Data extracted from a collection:
::::
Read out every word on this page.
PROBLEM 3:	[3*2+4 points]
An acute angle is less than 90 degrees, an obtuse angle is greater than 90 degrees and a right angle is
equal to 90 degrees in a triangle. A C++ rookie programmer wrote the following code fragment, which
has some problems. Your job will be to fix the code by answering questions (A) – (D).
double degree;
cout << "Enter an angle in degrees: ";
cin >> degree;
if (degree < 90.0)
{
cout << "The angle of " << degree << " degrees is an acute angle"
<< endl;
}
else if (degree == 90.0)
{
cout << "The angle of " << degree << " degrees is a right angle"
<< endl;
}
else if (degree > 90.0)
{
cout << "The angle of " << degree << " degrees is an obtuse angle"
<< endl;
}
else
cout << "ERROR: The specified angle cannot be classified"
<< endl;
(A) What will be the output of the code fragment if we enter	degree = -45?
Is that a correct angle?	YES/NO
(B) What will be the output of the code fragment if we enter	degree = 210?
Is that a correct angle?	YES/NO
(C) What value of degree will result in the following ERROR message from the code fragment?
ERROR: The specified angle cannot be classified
::::
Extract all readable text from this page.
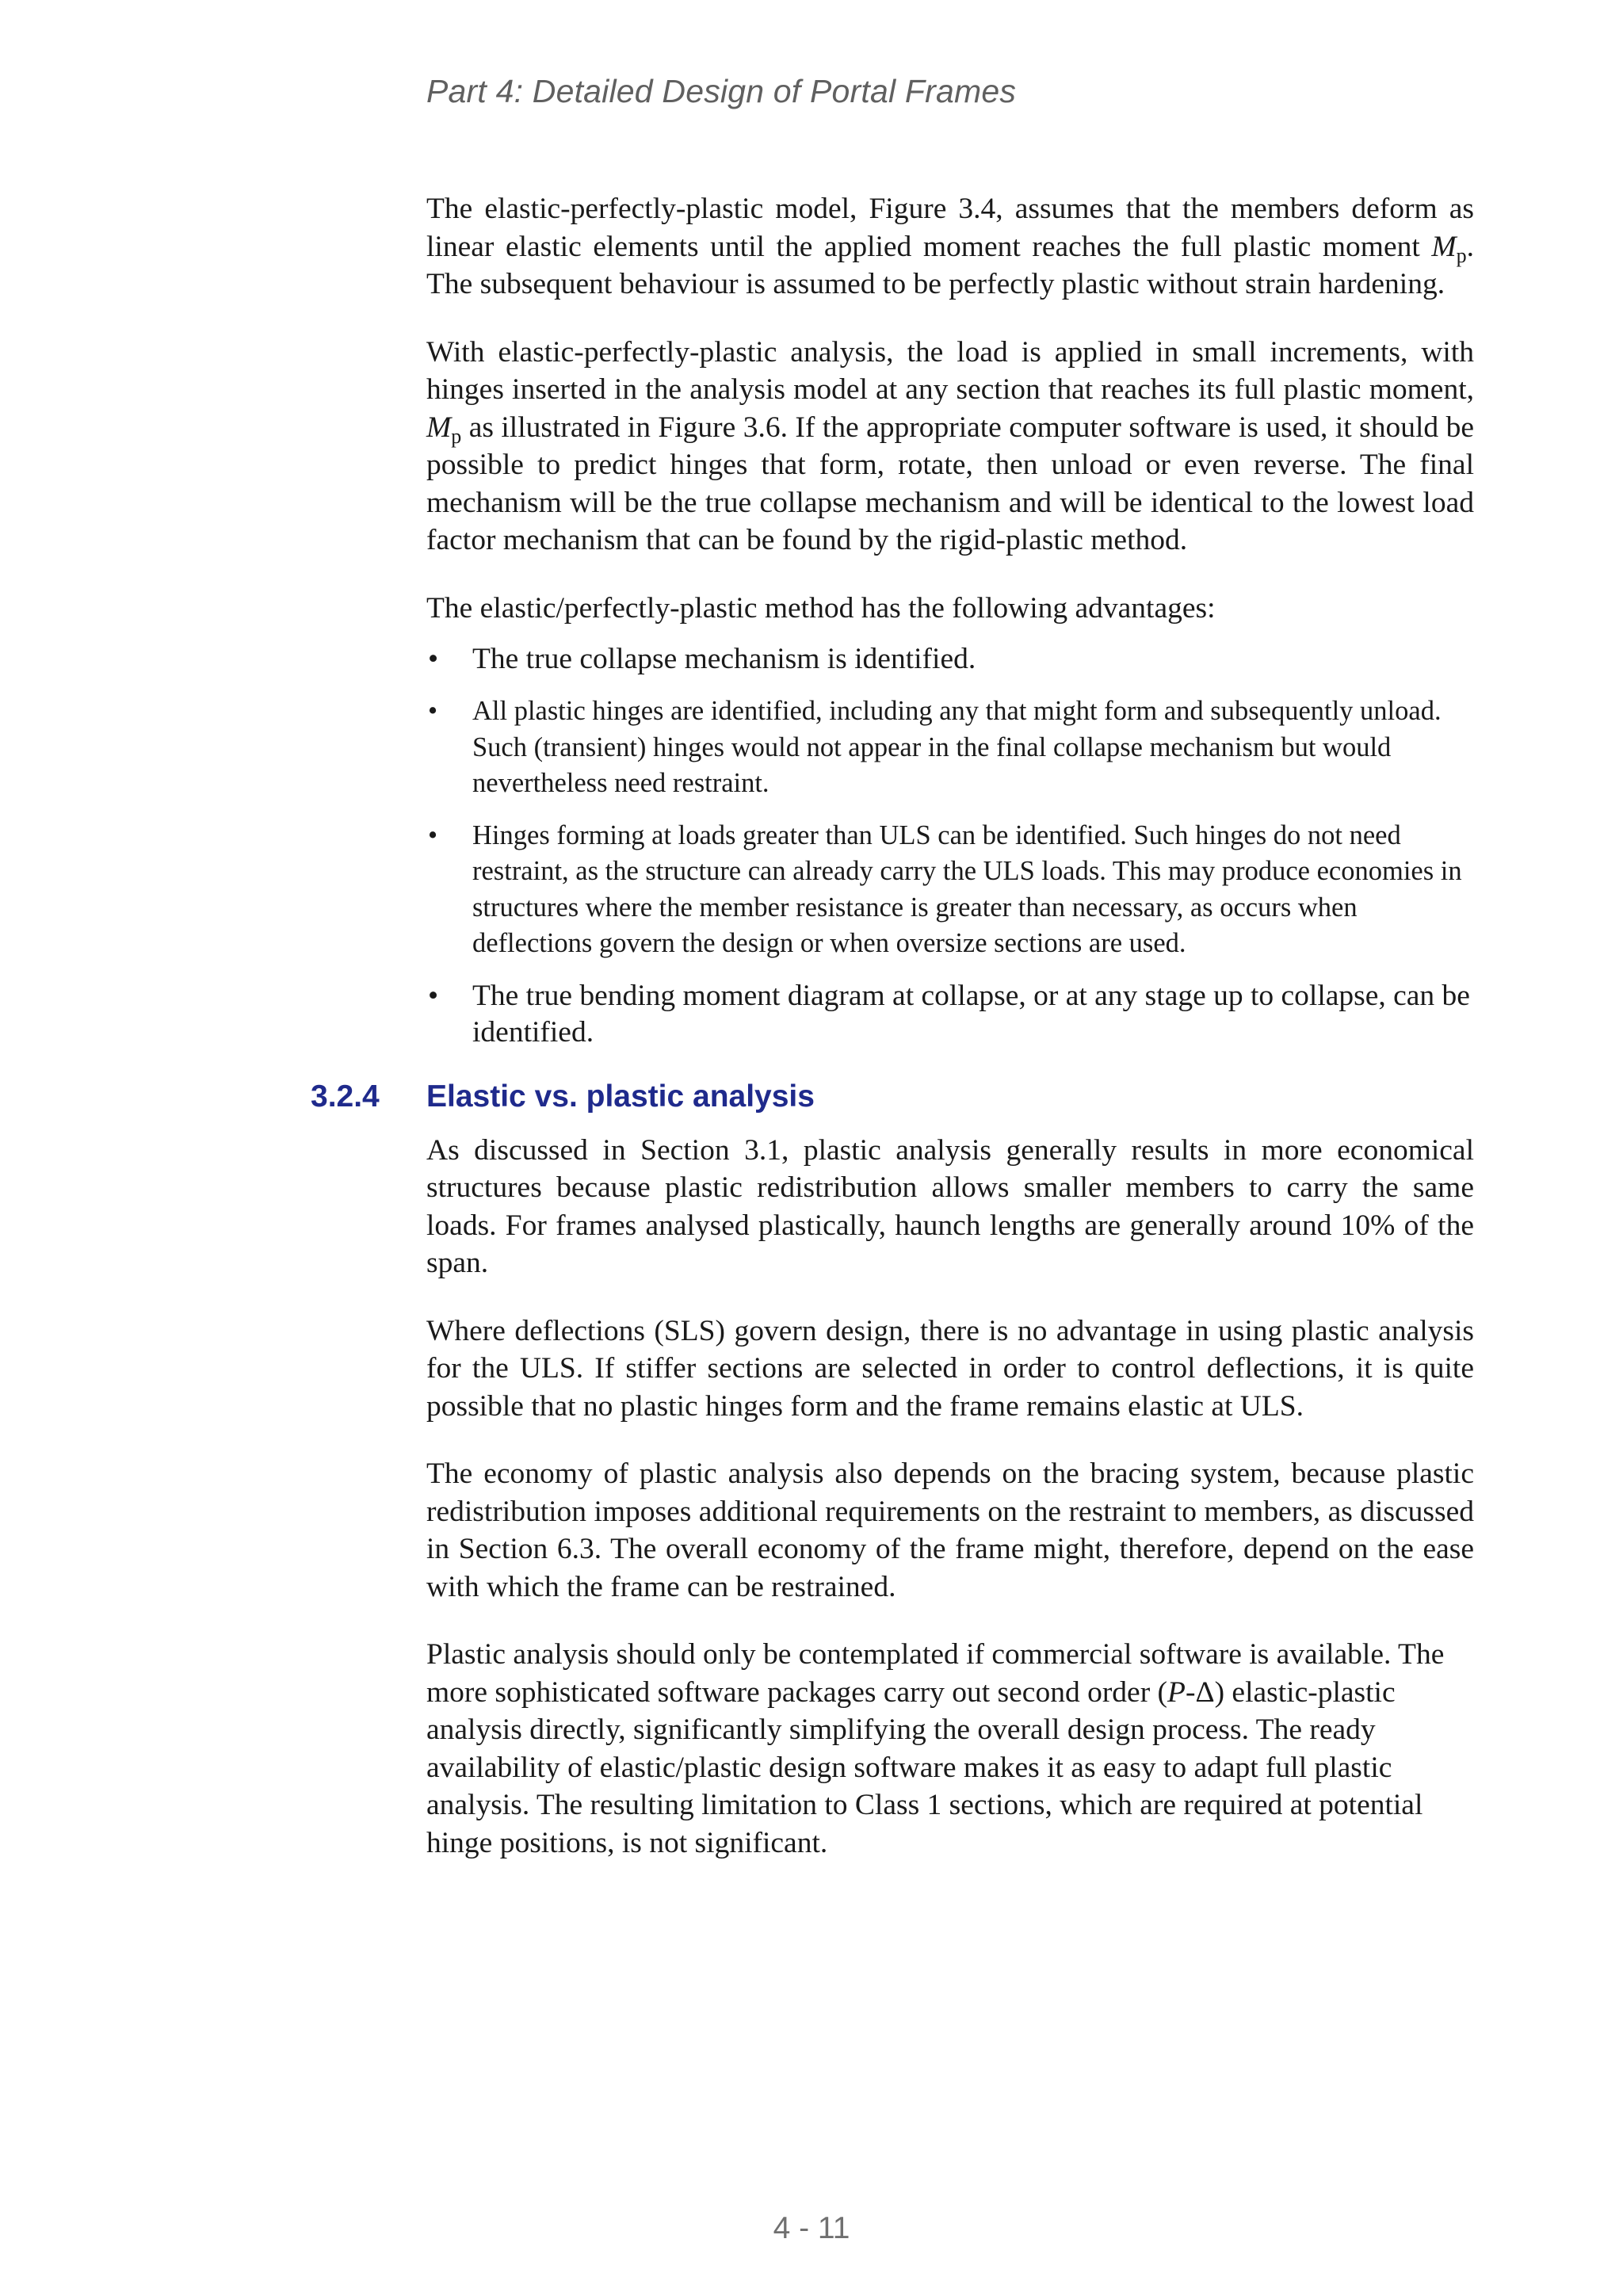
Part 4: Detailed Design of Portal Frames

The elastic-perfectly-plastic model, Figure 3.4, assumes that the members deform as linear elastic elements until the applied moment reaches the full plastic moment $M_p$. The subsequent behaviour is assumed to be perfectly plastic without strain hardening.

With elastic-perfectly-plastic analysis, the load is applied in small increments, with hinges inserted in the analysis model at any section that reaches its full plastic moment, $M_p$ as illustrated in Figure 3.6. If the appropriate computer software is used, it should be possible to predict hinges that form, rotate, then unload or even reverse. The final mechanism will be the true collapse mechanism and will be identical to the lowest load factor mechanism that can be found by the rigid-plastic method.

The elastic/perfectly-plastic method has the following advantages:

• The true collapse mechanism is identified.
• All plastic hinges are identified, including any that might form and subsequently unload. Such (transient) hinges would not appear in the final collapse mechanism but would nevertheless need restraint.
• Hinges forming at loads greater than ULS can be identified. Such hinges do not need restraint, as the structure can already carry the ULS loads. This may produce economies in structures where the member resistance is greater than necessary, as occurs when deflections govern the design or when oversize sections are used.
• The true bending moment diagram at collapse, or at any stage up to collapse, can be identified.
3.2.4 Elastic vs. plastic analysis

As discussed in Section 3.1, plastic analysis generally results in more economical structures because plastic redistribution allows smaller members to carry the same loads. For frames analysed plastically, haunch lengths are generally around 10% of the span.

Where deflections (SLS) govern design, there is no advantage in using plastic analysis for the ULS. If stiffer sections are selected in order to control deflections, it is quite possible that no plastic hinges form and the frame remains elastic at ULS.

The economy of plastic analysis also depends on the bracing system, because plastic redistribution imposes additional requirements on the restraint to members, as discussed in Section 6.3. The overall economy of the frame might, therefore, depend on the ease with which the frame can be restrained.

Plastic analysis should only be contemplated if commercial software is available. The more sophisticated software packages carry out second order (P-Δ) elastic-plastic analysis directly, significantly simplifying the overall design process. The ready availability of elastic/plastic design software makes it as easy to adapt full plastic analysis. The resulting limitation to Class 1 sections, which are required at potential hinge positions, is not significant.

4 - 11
::::
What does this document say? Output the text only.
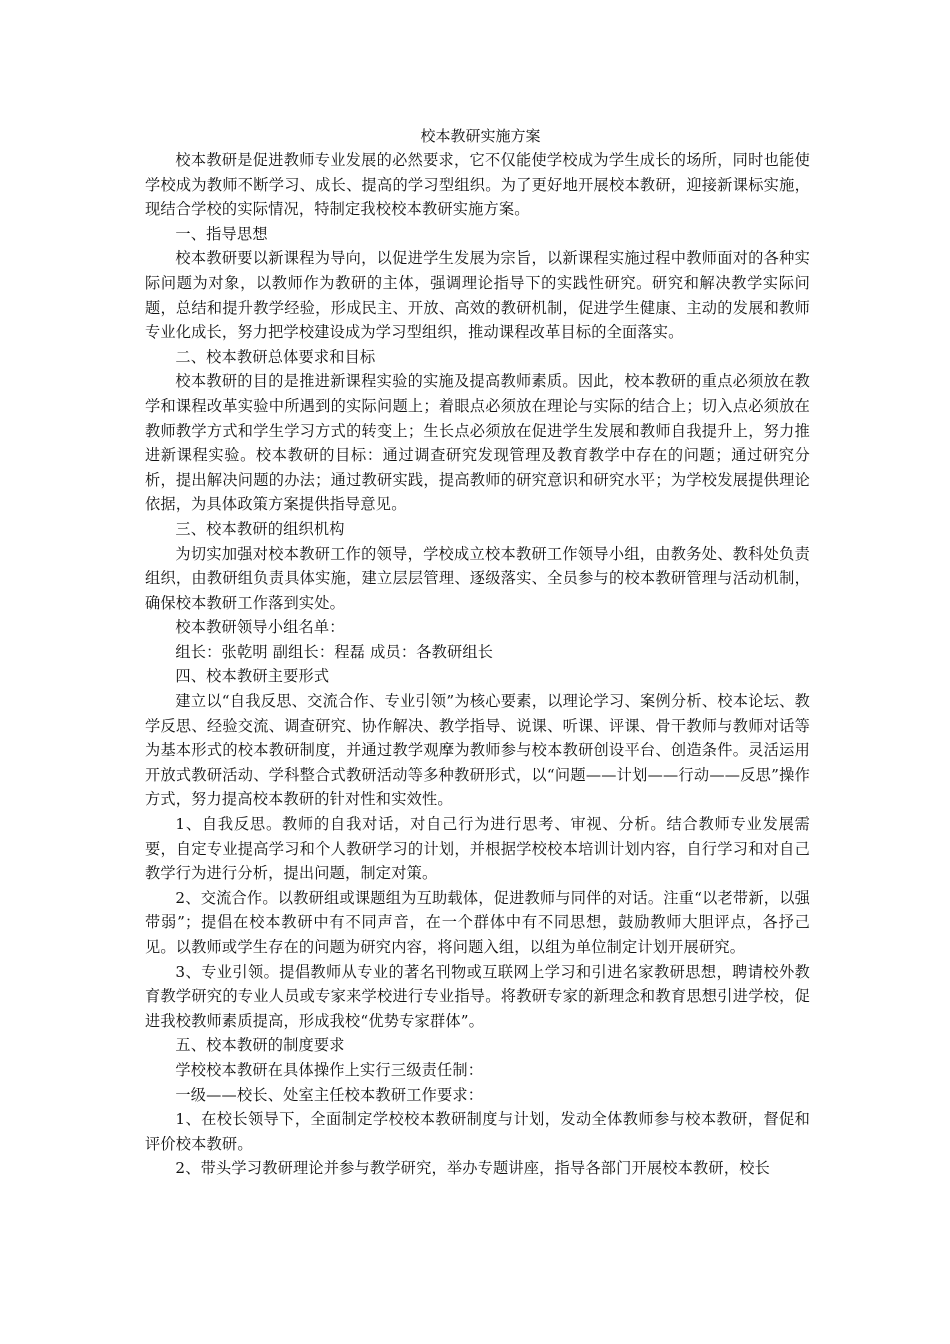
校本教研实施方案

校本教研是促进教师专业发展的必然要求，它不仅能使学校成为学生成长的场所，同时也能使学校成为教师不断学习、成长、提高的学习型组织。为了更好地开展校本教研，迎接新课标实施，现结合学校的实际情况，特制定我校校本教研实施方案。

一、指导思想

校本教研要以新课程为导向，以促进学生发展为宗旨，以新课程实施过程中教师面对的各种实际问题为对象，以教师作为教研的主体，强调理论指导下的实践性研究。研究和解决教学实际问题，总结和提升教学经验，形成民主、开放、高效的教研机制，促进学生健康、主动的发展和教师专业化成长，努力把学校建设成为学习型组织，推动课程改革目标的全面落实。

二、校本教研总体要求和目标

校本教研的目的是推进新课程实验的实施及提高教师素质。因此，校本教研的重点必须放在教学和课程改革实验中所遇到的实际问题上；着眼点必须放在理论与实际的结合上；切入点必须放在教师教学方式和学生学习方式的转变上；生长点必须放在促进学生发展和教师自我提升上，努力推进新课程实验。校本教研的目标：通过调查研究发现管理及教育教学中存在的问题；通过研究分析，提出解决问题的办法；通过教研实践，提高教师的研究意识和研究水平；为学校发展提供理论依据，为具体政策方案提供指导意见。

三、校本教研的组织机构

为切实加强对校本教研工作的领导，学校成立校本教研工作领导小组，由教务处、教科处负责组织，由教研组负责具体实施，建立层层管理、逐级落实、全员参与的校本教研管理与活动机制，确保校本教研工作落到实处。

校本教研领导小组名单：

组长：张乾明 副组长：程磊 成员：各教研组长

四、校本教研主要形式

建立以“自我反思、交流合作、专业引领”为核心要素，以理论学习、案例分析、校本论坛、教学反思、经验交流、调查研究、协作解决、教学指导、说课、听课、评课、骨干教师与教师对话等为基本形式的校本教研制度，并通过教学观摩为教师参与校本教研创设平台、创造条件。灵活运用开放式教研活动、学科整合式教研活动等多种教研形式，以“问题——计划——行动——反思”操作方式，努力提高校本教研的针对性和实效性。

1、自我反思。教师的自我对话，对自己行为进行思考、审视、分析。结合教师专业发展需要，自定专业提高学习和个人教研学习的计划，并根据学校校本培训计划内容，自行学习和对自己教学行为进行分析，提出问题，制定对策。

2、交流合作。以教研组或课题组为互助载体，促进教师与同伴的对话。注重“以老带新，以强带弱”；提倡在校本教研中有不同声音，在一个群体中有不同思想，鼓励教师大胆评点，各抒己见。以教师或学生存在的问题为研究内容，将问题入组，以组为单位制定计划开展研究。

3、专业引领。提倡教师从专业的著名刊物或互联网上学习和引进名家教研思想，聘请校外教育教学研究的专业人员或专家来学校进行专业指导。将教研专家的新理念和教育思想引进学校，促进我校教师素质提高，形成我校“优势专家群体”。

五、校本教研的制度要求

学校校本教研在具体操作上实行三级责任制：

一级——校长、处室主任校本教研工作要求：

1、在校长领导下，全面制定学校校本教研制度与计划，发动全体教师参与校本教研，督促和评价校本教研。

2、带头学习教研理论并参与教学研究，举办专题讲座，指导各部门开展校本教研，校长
::::
◆ Direction ◆
Copy each line in the data that holds the word "Figure".

◆ Answer ◆
The elastic-perfectly-plastic model, Figure 3.4, assumes that the members deform as linear elastic elements until the applied moment reaches the full plastic moment $M_p$. The subsequent behaviour is assumed to be perfectly plastic without strain hardening.
With elastic-perfectly-plastic analysis, the load is applied in small increments, with hinges inserted in the analysis model at any section that reaches its full plastic moment, $M_p$ as illustrated in Figure 3.6. If the appropriate computer software is used, it should be possible to predict hinges that form, rotate, then unload or even reverse. The final mechanism will be the true collapse mechanism and will be identical to the lowest load factor mechanism that can be found by the rigid-plastic method.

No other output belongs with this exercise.